# What you are asked to do
Repeat the whole listing exactly.
- - - - - - -
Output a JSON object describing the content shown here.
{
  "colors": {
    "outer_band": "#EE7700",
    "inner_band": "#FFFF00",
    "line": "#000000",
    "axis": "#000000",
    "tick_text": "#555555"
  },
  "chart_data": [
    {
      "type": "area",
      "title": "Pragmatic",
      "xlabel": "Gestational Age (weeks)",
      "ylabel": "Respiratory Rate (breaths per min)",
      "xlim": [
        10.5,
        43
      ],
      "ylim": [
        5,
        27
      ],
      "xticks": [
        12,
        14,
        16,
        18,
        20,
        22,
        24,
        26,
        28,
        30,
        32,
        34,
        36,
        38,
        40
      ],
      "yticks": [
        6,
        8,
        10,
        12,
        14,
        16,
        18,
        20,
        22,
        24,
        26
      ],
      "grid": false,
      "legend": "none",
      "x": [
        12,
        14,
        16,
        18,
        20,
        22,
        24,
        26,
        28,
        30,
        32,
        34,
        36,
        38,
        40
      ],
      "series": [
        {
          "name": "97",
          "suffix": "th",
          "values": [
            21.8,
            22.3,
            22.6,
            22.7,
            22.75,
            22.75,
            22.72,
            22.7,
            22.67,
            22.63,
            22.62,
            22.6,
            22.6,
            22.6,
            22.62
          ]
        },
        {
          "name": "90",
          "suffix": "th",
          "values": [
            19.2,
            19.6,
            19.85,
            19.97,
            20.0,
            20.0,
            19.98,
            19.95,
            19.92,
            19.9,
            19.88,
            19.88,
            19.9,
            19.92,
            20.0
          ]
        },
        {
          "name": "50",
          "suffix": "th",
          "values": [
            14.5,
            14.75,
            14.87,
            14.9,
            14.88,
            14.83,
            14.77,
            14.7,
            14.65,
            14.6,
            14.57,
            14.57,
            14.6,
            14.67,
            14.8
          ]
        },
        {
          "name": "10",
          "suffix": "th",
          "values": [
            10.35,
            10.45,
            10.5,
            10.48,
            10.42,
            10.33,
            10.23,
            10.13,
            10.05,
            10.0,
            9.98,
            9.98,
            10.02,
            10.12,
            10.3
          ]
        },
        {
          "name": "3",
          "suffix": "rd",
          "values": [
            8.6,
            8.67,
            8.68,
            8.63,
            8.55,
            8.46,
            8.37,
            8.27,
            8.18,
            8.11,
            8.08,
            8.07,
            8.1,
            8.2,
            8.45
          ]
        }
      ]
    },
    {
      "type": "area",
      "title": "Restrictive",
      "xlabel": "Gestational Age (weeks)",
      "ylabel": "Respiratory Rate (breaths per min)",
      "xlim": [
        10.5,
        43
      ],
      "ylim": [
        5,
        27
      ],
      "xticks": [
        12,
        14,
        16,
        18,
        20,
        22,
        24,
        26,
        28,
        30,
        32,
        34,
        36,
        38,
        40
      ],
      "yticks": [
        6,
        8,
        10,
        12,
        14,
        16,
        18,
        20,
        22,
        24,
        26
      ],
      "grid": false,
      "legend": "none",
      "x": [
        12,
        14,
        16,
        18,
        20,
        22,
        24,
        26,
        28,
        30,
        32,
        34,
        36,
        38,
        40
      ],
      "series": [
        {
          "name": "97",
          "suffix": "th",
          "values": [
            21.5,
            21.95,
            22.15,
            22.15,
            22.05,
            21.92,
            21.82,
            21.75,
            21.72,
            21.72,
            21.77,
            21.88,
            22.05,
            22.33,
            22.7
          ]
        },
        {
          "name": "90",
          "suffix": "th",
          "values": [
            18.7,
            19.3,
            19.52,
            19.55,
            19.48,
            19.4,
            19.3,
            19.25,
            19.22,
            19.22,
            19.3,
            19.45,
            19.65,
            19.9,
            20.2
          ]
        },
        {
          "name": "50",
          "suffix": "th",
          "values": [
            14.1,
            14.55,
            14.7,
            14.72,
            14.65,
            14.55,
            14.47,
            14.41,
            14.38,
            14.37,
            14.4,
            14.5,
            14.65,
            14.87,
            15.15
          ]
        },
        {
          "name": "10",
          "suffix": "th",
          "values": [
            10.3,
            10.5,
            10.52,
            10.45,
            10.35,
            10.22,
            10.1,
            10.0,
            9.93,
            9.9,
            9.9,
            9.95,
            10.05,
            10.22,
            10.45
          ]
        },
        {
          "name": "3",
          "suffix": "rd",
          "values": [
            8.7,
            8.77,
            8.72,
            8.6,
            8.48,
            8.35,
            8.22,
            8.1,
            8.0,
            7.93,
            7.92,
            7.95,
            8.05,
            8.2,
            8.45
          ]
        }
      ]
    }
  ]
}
- - - - - - -
# Answer below
Output a JSON object describing the content shown here.
{
  "colors": {
    "outer_band": "#EE7700",
    "inner_band": "#FFFF00",
    "line": "#000000",
    "axis": "#000000",
    "tick_text": "#555555"
  },
  "chart_data": [
    {
      "type": "area",
      "title": "Pragmatic",
      "xlabel": "Gestational Age (weeks)",
      "ylabel": "Respiratory Rate (breaths per min)",
      "xlim": [
        10.5,
        43
      ],
      "ylim": [
        5,
        27
      ],
      "xticks": [
        12,
        14,
        16,
        18,
        20,
        22,
        24,
        26,
        28,
        30,
        32,
        34,
        36,
        38,
        40
      ],
      "yticks": [
        6,
        8,
        10,
        12,
        14,
        16,
        18,
        20,
        22,
        24,
        26
      ],
      "grid": false,
      "legend": "none",
      "x": [
        12,
        14,
        16,
        18,
        20,
        22,
        24,
        26,
        28,
        30,
        32,
        34,
        36,
        38,
        40
      ],
      "series": [
        {
          "name": "97",
          "suffix": "th",
          "values": [
            21.8,
            22.3,
            22.6,
            22.7,
            22.75,
            22.75,
            22.72,
            22.7,
            22.67,
            22.63,
            22.62,
            22.6,
            22.6,
            22.6,
            22.62
          ]
        },
        {
          "name": "90",
          "suffix": "th",
          "values": [
            19.2,
            19.6,
            19.85,
            19.97,
            20.0,
            20.0,
            19.98,
            19.95,
            19.92,
            19.9,
            19.88,
            19.88,
            19.9,
            19.92,
            20.0
          ]
        },
        {
          "name": "50",
          "suffix": "th",
          "values": [
            14.5,
            14.75,
            14.87,
            14.9,
            14.88,
            14.83,
            14.77,
            14.7,
            14.65,
            14.6,
            14.57,
            14.57,
            14.6,
            14.67,
            14.8
          ]
        },
        {
          "name": "10",
          "suffix": "th",
          "values": [
            10.35,
            10.45,
            10.5,
            10.48,
            10.42,
            10.33,
            10.23,
            10.13,
            10.05,
            10.0,
            9.98,
            9.98,
            10.02,
            10.12,
            10.3
          ]
        },
        {
          "name": "3",
          "suffix": "rd",
          "values": [
            8.6,
            8.67,
            8.68,
            8.63,
            8.55,
            8.46,
            8.37,
            8.27,
            8.18,
            8.11,
            8.08,
            8.07,
            8.1,
            8.2,
            8.45
          ]
        }
      ]
    },
    {
      "type": "area",
      "title": "Restrictive",
      "xlabel": "Gestational Age (weeks)",
      "ylabel": "Respiratory Rate (breaths per min)",
      "xlim": [
        10.5,
        43
      ],
      "ylim": [
        5,
        27
      ],
      "xticks": [
        12,
        14,
        16,
        18,
        20,
        22,
        24,
        26,
        28,
        30,
        32,
        34,
        36,
        38,
        40
      ],
      "yticks": [
        6,
        8,
        10,
        12,
        14,
        16,
        18,
        20,
        22,
        24,
        26
      ],
      "grid": false,
      "legend": "none",
      "x": [
        12,
        14,
        16,
        18,
        20,
        22,
        24,
        26,
        28,
        30,
        32,
        34,
        36,
        38,
        40
      ],
      "series": [
        {
          "name": "97",
          "suffix": "th",
          "values": [
            21.5,
            21.95,
            22.15,
            22.15,
            22.05,
            21.92,
            21.82,
            21.75,
            21.72,
            21.72,
            21.77,
            21.88,
            22.05,
            22.33,
            22.7
          ]
        },
        {
          "name": "90",
          "suffix": "th",
          "values": [
            18.7,
            19.3,
            19.52,
            19.55,
            19.48,
            19.4,
            19.3,
            19.25,
            19.22,
            19.22,
            19.3,
            19.45,
            19.65,
            19.9,
            20.2
          ]
        },
        {
          "name": "50",
          "suffix": "th",
          "values": [
            14.1,
            14.55,
            14.7,
            14.72,
            14.65,
            14.55,
            14.47,
            14.41,
            14.38,
            14.37,
            14.4,
            14.5,
            14.65,
            14.87,
            15.15
          ]
        },
        {
          "name": "10",
          "suffix": "th",
          "values": [
            10.3,
            10.5,
            10.52,
            10.45,
            10.35,
            10.22,
            10.1,
            10.0,
            9.93,
            9.9,
            9.9,
            9.95,
            10.05,
            10.22,
            10.45
          ]
        },
        {
          "name": "3",
          "suffix": "rd",
          "values": [
            8.7,
            8.77,
            8.72,
            8.6,
            8.48,
            8.35,
            8.22,
            8.1,
            8.0,
            7.93,
            7.92,
            7.95,
            8.05,
            8.2,
            8.45
          ]
        }
      ]
    }
  ]
}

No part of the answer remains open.